__Objective__: Write out, precisely and in full, each line of the material.

__Data for this exercise__:
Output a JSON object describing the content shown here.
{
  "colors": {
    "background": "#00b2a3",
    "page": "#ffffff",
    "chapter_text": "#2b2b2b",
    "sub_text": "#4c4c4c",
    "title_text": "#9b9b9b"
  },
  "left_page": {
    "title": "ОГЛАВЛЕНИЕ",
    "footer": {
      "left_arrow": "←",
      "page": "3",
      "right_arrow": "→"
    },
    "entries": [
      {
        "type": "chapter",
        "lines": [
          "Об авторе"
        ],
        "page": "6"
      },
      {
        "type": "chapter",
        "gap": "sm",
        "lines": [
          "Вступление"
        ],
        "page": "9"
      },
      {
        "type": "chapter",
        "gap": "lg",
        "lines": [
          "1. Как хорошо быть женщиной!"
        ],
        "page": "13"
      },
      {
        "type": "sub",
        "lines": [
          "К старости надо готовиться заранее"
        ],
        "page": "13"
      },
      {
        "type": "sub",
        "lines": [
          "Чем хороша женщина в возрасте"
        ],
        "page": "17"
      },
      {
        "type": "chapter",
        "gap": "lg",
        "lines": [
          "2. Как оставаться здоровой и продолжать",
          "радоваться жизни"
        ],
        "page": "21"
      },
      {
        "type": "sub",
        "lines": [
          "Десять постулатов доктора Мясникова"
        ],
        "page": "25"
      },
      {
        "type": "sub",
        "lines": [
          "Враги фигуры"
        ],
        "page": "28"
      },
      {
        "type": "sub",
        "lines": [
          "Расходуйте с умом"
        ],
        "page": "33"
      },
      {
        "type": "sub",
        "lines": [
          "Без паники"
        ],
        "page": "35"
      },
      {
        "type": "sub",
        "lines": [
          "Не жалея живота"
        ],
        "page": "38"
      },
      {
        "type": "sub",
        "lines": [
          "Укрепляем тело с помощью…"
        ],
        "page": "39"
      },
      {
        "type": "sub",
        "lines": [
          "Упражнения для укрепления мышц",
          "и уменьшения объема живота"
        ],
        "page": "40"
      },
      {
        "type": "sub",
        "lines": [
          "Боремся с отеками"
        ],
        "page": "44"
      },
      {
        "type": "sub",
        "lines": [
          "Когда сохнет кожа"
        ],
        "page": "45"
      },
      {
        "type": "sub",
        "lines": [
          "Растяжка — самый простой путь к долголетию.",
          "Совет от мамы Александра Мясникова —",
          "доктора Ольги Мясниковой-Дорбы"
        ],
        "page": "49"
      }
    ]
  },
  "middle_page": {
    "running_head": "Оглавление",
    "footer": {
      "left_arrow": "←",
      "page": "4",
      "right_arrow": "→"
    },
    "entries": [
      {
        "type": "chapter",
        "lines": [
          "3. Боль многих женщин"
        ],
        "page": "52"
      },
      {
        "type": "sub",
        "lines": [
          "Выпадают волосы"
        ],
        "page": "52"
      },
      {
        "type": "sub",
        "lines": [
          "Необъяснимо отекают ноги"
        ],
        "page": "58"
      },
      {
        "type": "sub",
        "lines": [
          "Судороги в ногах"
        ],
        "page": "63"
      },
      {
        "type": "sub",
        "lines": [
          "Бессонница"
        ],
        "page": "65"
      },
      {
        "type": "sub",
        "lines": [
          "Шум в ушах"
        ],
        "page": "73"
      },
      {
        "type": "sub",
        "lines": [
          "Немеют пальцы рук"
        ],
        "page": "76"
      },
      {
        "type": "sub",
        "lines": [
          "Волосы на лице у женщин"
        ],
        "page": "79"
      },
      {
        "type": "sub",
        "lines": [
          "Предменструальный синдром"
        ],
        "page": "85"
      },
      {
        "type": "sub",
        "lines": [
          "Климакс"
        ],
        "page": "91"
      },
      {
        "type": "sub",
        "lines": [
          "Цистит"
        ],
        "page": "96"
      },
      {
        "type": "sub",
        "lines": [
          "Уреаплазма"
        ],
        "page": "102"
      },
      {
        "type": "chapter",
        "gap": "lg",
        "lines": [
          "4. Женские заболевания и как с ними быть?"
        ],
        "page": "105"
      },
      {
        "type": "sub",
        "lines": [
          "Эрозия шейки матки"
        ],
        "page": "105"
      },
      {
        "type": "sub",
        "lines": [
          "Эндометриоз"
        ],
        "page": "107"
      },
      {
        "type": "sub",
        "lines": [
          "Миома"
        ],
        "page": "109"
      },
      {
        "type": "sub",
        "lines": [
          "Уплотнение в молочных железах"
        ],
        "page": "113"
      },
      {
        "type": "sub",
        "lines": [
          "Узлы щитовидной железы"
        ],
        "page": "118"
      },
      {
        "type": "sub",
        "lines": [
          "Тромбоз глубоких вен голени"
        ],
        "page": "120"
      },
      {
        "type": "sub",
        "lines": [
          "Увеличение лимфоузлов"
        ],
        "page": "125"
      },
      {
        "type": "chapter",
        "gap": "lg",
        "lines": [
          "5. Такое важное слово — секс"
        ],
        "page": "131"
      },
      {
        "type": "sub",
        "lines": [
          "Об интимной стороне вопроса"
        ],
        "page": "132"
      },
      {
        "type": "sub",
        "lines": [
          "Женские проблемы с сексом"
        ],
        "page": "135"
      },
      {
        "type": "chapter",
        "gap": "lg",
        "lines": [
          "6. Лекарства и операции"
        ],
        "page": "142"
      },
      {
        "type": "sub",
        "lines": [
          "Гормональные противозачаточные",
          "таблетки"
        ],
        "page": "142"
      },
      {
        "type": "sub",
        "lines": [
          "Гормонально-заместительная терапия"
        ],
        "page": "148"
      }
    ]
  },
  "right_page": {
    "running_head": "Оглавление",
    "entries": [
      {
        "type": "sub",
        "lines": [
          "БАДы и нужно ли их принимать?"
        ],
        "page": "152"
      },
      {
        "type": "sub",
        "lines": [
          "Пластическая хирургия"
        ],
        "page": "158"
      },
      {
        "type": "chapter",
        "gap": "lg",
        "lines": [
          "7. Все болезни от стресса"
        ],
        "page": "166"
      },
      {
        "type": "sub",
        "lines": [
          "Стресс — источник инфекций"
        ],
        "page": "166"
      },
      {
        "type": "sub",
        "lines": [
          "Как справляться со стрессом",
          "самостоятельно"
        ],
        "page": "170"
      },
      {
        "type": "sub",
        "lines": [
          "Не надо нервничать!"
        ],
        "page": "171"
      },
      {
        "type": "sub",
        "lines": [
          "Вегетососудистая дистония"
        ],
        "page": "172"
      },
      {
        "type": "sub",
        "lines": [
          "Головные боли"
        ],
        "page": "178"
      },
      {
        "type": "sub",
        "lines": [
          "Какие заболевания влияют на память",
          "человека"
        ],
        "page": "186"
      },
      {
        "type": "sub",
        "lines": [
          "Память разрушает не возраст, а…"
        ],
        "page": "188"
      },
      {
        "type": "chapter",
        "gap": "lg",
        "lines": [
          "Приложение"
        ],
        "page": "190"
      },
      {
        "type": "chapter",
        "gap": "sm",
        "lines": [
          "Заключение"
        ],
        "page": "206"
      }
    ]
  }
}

__Exercise response__:
Output a JSON object describing the content shown here.
{
  "colors": {
    "background": "#00b2a3",
    "page": "#ffffff",
    "chapter_text": "#2b2b2b",
    "sub_text": "#4c4c4c",
    "title_text": "#9b9b9b"
  },
  "left_page": {
    "title": "ОГЛАВЛЕНИЕ",
    "footer": {
      "left_arrow": "←",
      "page": "3",
      "right_arrow": "→"
    },
    "entries": [
      {
        "type": "chapter",
        "lines": [
          "Об авторе"
        ],
        "page": "6"
      },
      {
        "type": "chapter",
        "gap": "sm",
        "lines": [
          "Вступление"
        ],
        "page": "9"
      },
      {
        "type": "chapter",
        "gap": "lg",
        "lines": [
          "1. Как хорошо быть женщиной!"
        ],
        "page": "13"
      },
      {
        "type": "sub",
        "lines": [
          "К старости надо готовиться заранее"
        ],
        "page": "13"
      },
      {
        "type": "sub",
        "lines": [
          "Чем хороша женщина в возрасте"
        ],
        "page": "17"
      },
      {
        "type": "chapter",
        "gap": "lg",
        "lines": [
          "2. Как оставаться здоровой и продолжать",
          "радоваться жизни"
        ],
        "page": "21"
      },
      {
        "type": "sub",
        "lines": [
          "Десять постулатов доктора Мясникова"
        ],
        "page": "25"
      },
      {
        "type": "sub",
        "lines": [
          "Враги фигуры"
        ],
        "page": "28"
      },
      {
        "type": "sub",
        "lines": [
          "Расходуйте с умом"
        ],
        "page": "33"
      },
      {
        "type": "sub",
        "lines": [
          "Без паники"
        ],
        "page": "35"
      },
      {
        "type": "sub",
        "lines": [
          "Не жалея живота"
        ],
        "page": "38"
      },
      {
        "type": "sub",
        "lines": [
          "Укрепляем тело с помощью…"
        ],
        "page": "39"
      },
      {
        "type": "sub",
        "lines": [
          "Упражнения для укрепления мышц",
          "и уменьшения объема живота"
        ],
        "page": "40"
      },
      {
        "type": "sub",
        "lines": [
          "Боремся с отеками"
        ],
        "page": "44"
      },
      {
        "type": "sub",
        "lines": [
          "Когда сохнет кожа"
        ],
        "page": "45"
      },
      {
        "type": "sub",
        "lines": [
          "Растяжка — самый простой путь к долголетию.",
          "Совет от мамы Александра Мясникова —",
          "доктора Ольги Мясниковой-Дорбы"
        ],
        "page": "49"
      }
    ]
  },
  "middle_page": {
    "running_head": "Оглавление",
    "footer": {
      "left_arrow": "←",
      "page": "4",
      "right_arrow": "→"
    },
    "entries": [
      {
        "type": "chapter",
        "lines": [
          "3. Боль многих женщин"
        ],
        "page": "52"
      },
      {
        "type": "sub",
        "lines": [
          "Выпадают волосы"
        ],
        "page": "52"
      },
      {
        "type": "sub",
        "lines": [
          "Необъяснимо отекают ноги"
        ],
        "page": "58"
      },
      {
        "type": "sub",
        "lines": [
          "Судороги в ногах"
        ],
        "page": "63"
      },
      {
        "type": "sub",
        "lines": [
          "Бессонница"
        ],
        "page": "65"
      },
      {
        "type": "sub",
        "lines": [
          "Шум в ушах"
        ],
        "page": "73"
      },
      {
        "type": "sub",
        "lines": [
          "Немеют пальцы рук"
        ],
        "page": "76"
      },
      {
        "type": "sub",
        "lines": [
          "Волосы на лице у женщин"
        ],
        "page": "79"
      },
      {
        "type": "sub",
        "lines": [
          "Предменструальный синдром"
        ],
        "page": "85"
      },
      {
        "type": "sub",
        "lines": [
          "Климакс"
        ],
        "page": "91"
      },
      {
        "type": "sub",
        "lines": [
          "Цистит"
        ],
        "page": "96"
      },
      {
        "type": "sub",
        "lines": [
          "Уреаплазма"
        ],
        "page": "102"
      },
      {
        "type": "chapter",
        "gap": "lg",
        "lines": [
          "4. Женские заболевания и как с ними быть?"
        ],
        "page": "105"
      },
      {
        "type": "sub",
        "lines": [
          "Эрозия шейки матки"
        ],
        "page": "105"
      },
      {
        "type": "sub",
        "lines": [
          "Эндометриоз"
        ],
        "page": "107"
      },
      {
        "type": "sub",
        "lines": [
          "Миома"
        ],
        "page": "109"
      },
      {
        "type": "sub",
        "lines": [
          "Уплотнение в молочных железах"
        ],
        "page": "113"
      },
      {
        "type": "sub",
        "lines": [
          "Узлы щитовидной железы"
        ],
        "page": "118"
      },
      {
        "type": "sub",
        "lines": [
          "Тромбоз глубоких вен голени"
        ],
        "page": "120"
      },
      {
        "type": "sub",
        "lines": [
          "Увеличение лимфоузлов"
        ],
        "page": "125"
      },
      {
        "type": "chapter",
        "gap": "lg",
        "lines": [
          "5. Такое важное слово — секс"
        ],
        "page": "131"
      },
      {
        "type": "sub",
        "lines": [
          "Об интимной стороне вопроса"
        ],
        "page": "132"
      },
      {
        "type": "sub",
        "lines": [
          "Женские проблемы с сексом"
        ],
        "page": "135"
      },
      {
        "type": "chapter",
        "gap": "lg",
        "lines": [
          "6. Лекарства и операции"
        ],
        "page": "142"
      },
      {
        "type": "sub",
        "lines": [
          "Гормональные противозачаточные",
          "таблетки"
        ],
        "page": "142"
      },
      {
        "type": "sub",
        "lines": [
          "Гормонально-заместительная терапия"
        ],
        "page": "148"
      }
    ]
  },
  "right_page": {
    "running_head": "Оглавление",
    "entries": [
      {
        "type": "sub",
        "lines": [
          "БАДы и нужно ли их принимать?"
        ],
        "page": "152"
      },
      {
        "type": "sub",
        "lines": [
          "Пластическая хирургия"
        ],
        "page": "158"
      },
      {
        "type": "chapter",
        "gap": "lg",
        "lines": [
          "7. Все болезни от стресса"
        ],
        "page": "166"
      },
      {
        "type": "sub",
        "lines": [
          "Стресс — источник инфекций"
        ],
        "page": "166"
      },
      {
        "type": "sub",
        "lines": [
          "Как справляться со стрессом",
          "самостоятельно"
        ],
        "page": "170"
      },
      {
        "type": "sub",
        "lines": [
          "Не надо нервничать!"
        ],
        "page": "171"
      },
      {
        "type": "sub",
        "lines": [
          "Вегетососудистая дистония"
        ],
        "page": "172"
      },
      {
        "type": "sub",
        "lines": [
          "Головные боли"
        ],
        "page": "178"
      },
      {
        "type": "sub",
        "lines": [
          "Какие заболевания влияют на память",
          "человека"
        ],
        "page": "186"
      },
      {
        "type": "sub",
        "lines": [
          "Память разрушает не возраст, а…"
        ],
        "page": "188"
      },
      {
        "type": "chapter",
        "gap": "lg",
        "lines": [
          "Приложение"
        ],
        "page": "190"
      },
      {
        "type": "chapter",
        "gap": "sm",
        "lines": [
          "Заключение"
        ],
        "page": "206"
      }
    ]
  }
}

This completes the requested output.